Extract every entry word for word.

Source data:
• • •
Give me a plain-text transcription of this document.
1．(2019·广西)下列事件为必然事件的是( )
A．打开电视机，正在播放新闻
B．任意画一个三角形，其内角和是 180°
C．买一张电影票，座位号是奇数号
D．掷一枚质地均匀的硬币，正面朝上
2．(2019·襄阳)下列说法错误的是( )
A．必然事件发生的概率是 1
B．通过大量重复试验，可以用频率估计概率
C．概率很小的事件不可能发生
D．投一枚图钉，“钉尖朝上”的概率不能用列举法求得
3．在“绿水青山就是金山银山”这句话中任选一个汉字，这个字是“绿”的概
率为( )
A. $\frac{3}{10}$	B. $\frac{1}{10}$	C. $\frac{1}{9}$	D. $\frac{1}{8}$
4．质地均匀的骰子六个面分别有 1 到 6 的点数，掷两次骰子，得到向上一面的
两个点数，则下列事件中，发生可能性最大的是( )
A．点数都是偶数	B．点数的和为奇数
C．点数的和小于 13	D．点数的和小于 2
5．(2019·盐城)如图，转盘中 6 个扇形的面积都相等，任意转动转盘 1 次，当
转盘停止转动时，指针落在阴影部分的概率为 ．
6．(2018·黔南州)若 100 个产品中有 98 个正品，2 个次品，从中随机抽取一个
• • •
▸ Task output:
Give me a plain-text transcription of this document.
1．(2019·广西)下列事件为必然事件的是( )
A．打开电视机，正在播放新闻
B．任意画一个三角形，其内角和是 180°
C．买一张电影票，座位号是奇数号
D．掷一枚质地均匀的硬币，正面朝上
2．(2019·襄阳)下列说法错误的是( )
A．必然事件发生的概率是 1
B．通过大量重复试验，可以用频率估计概率
C．概率很小的事件不可能发生
D．投一枚图钉，“钉尖朝上”的概率不能用列举法求得
3．在“绿水青山就是金山银山”这句话中任选一个汉字，这个字是“绿”的概
率为( )
A. $\frac{3}{10}$	B. $\frac{1}{10}$	C. $\frac{1}{9}$	D. $\frac{1}{8}$
4．质地均匀的骰子六个面分别有 1 到 6 的点数，掷两次骰子，得到向上一面的
两个点数，则下列事件中，发生可能性最大的是( )
A．点数都是偶数	B．点数的和为奇数
C．点数的和小于 13	D．点数的和小于 2
5．(2019·盐城)如图，转盘中 6 个扇形的面积都相等，任意转动转盘 1 次，当
转盘停止转动时，指针落在阴影部分的概率为 ．
6．(2018·黔南州)若 100 个产品中有 98 个正品，2 个次品，从中随机抽取一个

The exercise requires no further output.